■ **USO DELLE INFORMAZIONI**:
1. Rispondi alle seguenti domande basandoti sul testo sull'invecchiamento della popolazione italiana.
(a) Quale percentuale della popolazione italiana ha più di 65 anni?
(b) Quanti anziani prevede l'Istat in Italia per il 2050, e quale quota della popolazione rappresenteranno?
(c) Qual è, secondo il rapporto, l'età effettiva di uscita dal lavoro in Italia?
2. Scrivi un seguito al testo sull'invecchiamento della popolazione italiana, partendo dal punto in cui si interrompe.

■ **TESTO DI STUDIO**:

────────────────

L'Italia è il paese d'Europa più vecchio: il 21,4% della popolazione ha più di 65 anni, rispetto a una media Ue del 18,5. In quest'ottica, per il 2050, l'Istat prevede che gli anziani in Italia saranno 21.775.809, il 34,3% della popolazione. È da qui che bisogna partire per capire che cosa accadrà in futuro sul versante del welfare. «Ad oggi - si legge nel rapporto dell'Osservatorio Itinerari previdenziali, diretto da Alberto Brambilla - il sistema è sostenibile e lo sarà anche tra 10-15 anni, nel 2035/40, quando la maggior parte dei baby boomer nati dal Dopoguerra al 1980 - in termini previdenziali assai significative data la loro numerosità - si saranno pensionate. Perché si mantenga questo sottile equilibrio - prosegue il think tank - sarà però indispensabile intervenire in maniera stabile e duratura, tenendo conto di alcuni principi fondamentali: le età di pensionamento, attualmente tra le più basse d'Europa (circa 63 anni l'età effettiva di uscita dal lavoro in Italia nonostante un'aspettativa di vita tra le più elevate a livello mondiale), e che dovranno dunque gradualmente aumentare evitando il ricorso ai pensionamenti anticipati; l'invecchiamento attivo dei lavoratori, attraverso misure volte a favorire un'adeguata permanenza sul lavoro delle fasce più senior della popolazione; le politiche attive del lavoro, da realizzare di pari passo con un'intensificazione della formazione professionale, anche on the job; la prevenzione, intesa in senso più ampio come capacità di progettare una vecchiaia in buona salute».

────────────────

■ **ESTRATTI DI DATI**:
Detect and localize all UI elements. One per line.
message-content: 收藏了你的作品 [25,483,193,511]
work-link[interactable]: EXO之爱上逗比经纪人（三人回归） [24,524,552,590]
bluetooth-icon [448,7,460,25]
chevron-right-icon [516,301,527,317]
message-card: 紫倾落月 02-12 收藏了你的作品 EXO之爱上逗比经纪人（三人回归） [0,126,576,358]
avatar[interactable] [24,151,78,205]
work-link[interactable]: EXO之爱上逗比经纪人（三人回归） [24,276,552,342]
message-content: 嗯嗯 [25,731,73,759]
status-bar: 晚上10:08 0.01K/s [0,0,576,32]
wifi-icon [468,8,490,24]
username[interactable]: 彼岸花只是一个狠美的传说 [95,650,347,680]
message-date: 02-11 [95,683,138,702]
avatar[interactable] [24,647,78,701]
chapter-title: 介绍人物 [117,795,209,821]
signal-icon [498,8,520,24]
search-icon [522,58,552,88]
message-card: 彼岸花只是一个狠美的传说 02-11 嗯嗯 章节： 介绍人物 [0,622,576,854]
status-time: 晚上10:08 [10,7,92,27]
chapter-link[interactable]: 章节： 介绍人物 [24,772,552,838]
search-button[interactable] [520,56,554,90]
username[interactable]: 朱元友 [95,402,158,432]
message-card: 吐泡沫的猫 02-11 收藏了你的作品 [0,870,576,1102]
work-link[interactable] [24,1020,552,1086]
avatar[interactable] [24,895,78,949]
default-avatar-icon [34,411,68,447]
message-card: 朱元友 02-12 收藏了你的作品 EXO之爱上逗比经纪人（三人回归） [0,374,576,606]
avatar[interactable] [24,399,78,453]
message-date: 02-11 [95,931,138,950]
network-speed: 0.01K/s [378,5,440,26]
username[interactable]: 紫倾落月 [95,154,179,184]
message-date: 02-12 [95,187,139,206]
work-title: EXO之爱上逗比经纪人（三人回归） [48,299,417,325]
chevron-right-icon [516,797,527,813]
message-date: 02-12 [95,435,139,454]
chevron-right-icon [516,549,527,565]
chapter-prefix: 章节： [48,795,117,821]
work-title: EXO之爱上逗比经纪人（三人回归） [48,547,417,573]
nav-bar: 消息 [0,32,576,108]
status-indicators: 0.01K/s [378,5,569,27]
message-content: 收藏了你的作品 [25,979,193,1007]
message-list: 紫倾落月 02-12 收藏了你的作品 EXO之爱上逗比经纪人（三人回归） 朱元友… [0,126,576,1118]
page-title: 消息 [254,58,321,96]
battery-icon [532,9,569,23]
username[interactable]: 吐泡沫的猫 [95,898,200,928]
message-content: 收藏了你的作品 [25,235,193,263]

────────────────

■ **RISPOSTE IN ORDINE**:
1.
(a) Il 21,4%.
(b) 21.775.809 anziani, pari al 34,3% della popolazione.
(c) Circa 63 anni.

2.
Culle e banchi vuoti

Se dai pensionati passiamo ai giovani la situazione appare molto più complessa: culle vuote, da anni, sono già diventate banchi sguarniti ed edifici scolastici chiusi.

Per ora soprattutto nelle scuole dell'infanzia e della primaria. Ma l'ombra lunga della denatalità si sta già allungando anche alle medie, e a breve interesserà pure le superiori.

Le statistiche evidenziando come tra 10 anni dai 7,4 milioni di studenti del 2021 si scenderà a poco più di sei milioni, al ritmo di 110-120 mila ragazzi in meno ogni anno. E tutto questo sta avendo effetto sugli istituti scolastici. Una ricerca della rivista specializzata "Tuttoscuola" fa i primi calcoli (e sono drammatici). Negli ultimi dieci anni, è scritto nello studio, elaborato su dati ufficiali pubblicati sul sito del ministero dell'Istruzione e del merito, in Italia sono state sbarrate le porte di oltre 2.600 scuole, solo nel segmento delle scuole dell'infanzia e primaria (che, come noto, interessano gli alunni tra i 3 e gli 11 anni di età). E nei prossimi cinque anni si può stimare che ne chiuderanno almeno altre 1.200, tra statali e paritarie.

L'emorragia di iscritti non si è fermata mai negli ultimi dieci anni e ha colpito soprattutto al Sud: delle 2.600 scuole chiuse tra l'anno scolastico 2014-15 e il corrente due su tre (oltre 1.700) si trovavano nel Meridione. Il 15% delle scuole chiuse erano nel Nord-Ovest (-382), il 10% nel Nord-Est (-245) e il restante 11% al Centro (-289 scuole). 

L'assistenza

Orizzonte grigio anche nella sanità. Attualmente gli over 65 rappresentano il 24% della popolazione ma nel 2050 saranno quasi il 35%, con gli ultraottantenni che passeranno dal 7,6% della popolazione a oltre il 14% e gli ultracentenari che quasi quadruplicheranno.
Tutto questo ha e avrà delle ricadute sempre più importanti sulla sanità pubblica: in generale ci si rivolge sempre più spesso al sistema sanitario nazionale tanto più si invecchia, e in particolare con l'età cresce la possibilità di sviluppare malattie croniche come diabete, ipertensione e dislipidemie, che è importante sia diagnosticare in tempo che gestire e monitorare su base regolare.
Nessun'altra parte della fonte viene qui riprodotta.